[Annotated element entries]
::::

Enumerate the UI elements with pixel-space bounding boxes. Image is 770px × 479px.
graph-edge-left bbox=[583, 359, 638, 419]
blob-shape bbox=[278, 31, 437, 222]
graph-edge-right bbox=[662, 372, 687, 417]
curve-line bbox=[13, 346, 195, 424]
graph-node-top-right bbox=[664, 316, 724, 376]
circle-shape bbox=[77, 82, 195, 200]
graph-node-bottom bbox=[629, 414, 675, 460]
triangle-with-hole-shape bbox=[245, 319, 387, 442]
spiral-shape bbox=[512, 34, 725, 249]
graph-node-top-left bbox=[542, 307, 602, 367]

::::

[What to do] Can you rewrite all of the lines above with "Enumerate" changed to "List" and everything else left as it is?

[Task solution]
List the UI elements with pixel-space bounding boxes. Image is 770px × 479px.
graph-edge-left bbox=[583, 359, 638, 419]
blob-shape bbox=[278, 31, 437, 222]
graph-edge-right bbox=[662, 372, 687, 417]
curve-line bbox=[13, 346, 195, 424]
graph-node-top-right bbox=[664, 316, 724, 376]
circle-shape bbox=[77, 82, 195, 200]
graph-node-bottom bbox=[629, 414, 675, 460]
triangle-with-hole-shape bbox=[245, 319, 387, 442]
spiral-shape bbox=[512, 34, 725, 249]
graph-node-top-left bbox=[542, 307, 602, 367]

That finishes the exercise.